Written task> Determine how many lines of the data below contain "yandex", then give only that number.

Input material>
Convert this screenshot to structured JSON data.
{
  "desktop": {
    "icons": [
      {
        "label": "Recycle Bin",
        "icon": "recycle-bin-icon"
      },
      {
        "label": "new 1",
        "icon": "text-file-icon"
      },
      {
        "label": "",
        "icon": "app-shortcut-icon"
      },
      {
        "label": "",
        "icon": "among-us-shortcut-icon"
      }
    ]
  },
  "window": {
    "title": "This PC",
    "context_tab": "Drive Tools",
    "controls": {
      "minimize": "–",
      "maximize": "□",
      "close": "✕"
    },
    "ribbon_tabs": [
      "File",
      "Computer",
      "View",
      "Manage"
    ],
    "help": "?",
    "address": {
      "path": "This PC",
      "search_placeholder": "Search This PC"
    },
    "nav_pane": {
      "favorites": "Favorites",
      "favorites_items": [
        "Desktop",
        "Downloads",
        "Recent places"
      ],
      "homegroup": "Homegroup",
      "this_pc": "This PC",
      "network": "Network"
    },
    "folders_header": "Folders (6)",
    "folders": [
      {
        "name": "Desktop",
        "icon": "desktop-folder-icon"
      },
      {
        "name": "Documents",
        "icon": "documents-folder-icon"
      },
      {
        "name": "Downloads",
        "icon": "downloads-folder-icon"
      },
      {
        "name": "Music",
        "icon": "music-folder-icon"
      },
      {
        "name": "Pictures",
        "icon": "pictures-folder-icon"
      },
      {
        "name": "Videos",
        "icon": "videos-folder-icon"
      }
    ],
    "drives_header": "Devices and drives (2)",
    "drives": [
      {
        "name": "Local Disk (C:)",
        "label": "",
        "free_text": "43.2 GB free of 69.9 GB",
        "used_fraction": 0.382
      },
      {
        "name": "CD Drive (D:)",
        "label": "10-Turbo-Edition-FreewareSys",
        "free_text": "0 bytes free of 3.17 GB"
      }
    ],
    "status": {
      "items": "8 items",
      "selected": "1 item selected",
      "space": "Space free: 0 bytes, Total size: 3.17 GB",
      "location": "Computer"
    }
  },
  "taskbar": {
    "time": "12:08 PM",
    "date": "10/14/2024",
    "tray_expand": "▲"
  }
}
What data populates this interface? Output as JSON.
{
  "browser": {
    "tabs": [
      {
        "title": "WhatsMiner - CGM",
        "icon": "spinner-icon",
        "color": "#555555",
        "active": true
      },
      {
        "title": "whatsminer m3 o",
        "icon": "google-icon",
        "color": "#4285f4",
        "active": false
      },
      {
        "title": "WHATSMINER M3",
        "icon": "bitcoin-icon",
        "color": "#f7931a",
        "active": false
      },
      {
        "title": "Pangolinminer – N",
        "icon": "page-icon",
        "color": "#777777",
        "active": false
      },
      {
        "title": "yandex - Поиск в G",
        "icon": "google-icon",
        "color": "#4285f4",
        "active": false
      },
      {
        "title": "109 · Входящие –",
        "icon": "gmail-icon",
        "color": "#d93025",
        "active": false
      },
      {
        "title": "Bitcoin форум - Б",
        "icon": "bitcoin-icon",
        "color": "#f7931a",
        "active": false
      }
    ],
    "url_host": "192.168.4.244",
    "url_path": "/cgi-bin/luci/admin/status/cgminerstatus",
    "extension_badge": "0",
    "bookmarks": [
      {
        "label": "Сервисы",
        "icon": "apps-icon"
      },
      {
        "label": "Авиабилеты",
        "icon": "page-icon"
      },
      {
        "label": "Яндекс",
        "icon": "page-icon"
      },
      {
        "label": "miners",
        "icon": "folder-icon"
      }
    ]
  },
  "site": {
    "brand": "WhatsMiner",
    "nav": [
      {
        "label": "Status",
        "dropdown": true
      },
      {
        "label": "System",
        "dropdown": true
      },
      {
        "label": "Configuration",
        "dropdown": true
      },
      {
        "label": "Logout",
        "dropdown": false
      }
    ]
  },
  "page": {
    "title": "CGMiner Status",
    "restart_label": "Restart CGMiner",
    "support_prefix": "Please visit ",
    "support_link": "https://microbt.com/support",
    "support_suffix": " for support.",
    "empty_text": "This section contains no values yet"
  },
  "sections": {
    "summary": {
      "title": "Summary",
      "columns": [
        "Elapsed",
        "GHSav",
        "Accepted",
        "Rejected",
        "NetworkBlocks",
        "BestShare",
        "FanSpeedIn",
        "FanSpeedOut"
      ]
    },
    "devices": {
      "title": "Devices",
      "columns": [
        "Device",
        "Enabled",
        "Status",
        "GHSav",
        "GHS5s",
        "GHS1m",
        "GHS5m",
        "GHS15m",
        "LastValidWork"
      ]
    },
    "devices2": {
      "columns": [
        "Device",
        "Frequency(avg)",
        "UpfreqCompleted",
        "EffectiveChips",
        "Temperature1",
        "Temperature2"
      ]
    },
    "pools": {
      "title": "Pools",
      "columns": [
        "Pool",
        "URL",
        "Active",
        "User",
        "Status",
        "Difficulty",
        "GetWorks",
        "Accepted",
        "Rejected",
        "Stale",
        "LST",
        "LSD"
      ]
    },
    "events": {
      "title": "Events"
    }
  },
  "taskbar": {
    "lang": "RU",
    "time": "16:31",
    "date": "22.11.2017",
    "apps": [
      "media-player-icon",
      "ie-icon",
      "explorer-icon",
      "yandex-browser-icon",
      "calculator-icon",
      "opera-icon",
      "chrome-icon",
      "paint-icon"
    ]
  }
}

Solution below> 2